▶ TASK OBJECTIVE
Would you copy out the whole listing exactly as given?

▶ RECORD LIST
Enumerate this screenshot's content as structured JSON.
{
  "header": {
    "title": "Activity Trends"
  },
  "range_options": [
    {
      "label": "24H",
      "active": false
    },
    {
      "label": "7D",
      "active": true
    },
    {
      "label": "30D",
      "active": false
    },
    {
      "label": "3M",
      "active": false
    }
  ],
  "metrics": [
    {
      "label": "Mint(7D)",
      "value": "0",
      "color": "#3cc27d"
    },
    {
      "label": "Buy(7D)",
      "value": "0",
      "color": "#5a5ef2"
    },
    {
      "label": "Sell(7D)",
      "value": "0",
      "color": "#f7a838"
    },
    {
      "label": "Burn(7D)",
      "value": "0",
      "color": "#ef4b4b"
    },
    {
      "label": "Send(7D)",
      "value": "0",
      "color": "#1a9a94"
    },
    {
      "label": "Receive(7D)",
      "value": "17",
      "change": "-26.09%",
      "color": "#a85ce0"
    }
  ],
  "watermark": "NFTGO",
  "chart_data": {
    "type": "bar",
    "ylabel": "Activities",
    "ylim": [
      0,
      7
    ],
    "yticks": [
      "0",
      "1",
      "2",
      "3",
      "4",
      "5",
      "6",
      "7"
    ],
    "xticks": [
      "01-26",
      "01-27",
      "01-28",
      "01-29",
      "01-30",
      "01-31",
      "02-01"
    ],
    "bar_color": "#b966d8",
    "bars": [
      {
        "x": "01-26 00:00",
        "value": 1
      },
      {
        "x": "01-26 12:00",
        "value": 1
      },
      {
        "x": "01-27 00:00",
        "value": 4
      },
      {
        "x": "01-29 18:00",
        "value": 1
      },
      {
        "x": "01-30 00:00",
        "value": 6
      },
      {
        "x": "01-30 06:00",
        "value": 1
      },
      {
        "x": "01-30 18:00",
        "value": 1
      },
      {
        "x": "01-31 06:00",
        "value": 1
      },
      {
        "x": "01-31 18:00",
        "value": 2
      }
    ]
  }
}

▶ EXERCISE RESPONSE
Enumerate this screenshot's content as structured JSON.
{
  "header": {
    "title": "Activity Trends"
  },
  "range_options": [
    {
      "label": "24H",
      "active": false
    },
    {
      "label": "7D",
      "active": true
    },
    {
      "label": "30D",
      "active": false
    },
    {
      "label": "3M",
      "active": false
    }
  ],
  "metrics": [
    {
      "label": "Mint(7D)",
      "value": "0",
      "color": "#3cc27d"
    },
    {
      "label": "Buy(7D)",
      "value": "0",
      "color": "#5a5ef2"
    },
    {
      "label": "Sell(7D)",
      "value": "0",
      "color": "#f7a838"
    },
    {
      "label": "Burn(7D)",
      "value": "0",
      "color": "#ef4b4b"
    },
    {
      "label": "Send(7D)",
      "value": "0",
      "color": "#1a9a94"
    },
    {
      "label": "Receive(7D)",
      "value": "17",
      "change": "-26.09%",
      "color": "#a85ce0"
    }
  ],
  "watermark": "NFTGO",
  "chart_data": {
    "type": "bar",
    "ylabel": "Activities",
    "ylim": [
      0,
      7
    ],
    "yticks": [
      "0",
      "1",
      "2",
      "3",
      "4",
      "5",
      "6",
      "7"
    ],
    "xticks": [
      "01-26",
      "01-27",
      "01-28",
      "01-29",
      "01-30",
      "01-31",
      "02-01"
    ],
    "bar_color": "#b966d8",
    "bars": [
      {
        "x": "01-26 00:00",
        "value": 1
      },
      {
        "x": "01-26 12:00",
        "value": 1
      },
      {
        "x": "01-27 00:00",
        "value": 4
      },
      {
        "x": "01-29 18:00",
        "value": 1
      },
      {
        "x": "01-30 00:00",
        "value": 6
      },
      {
        "x": "01-30 06:00",
        "value": 1
      },
      {
        "x": "01-30 18:00",
        "value": 1
      },
      {
        "x": "01-31 06:00",
        "value": 1
      },
      {
        "x": "01-31 18:00",
        "value": 2
      }
    ]
  }
}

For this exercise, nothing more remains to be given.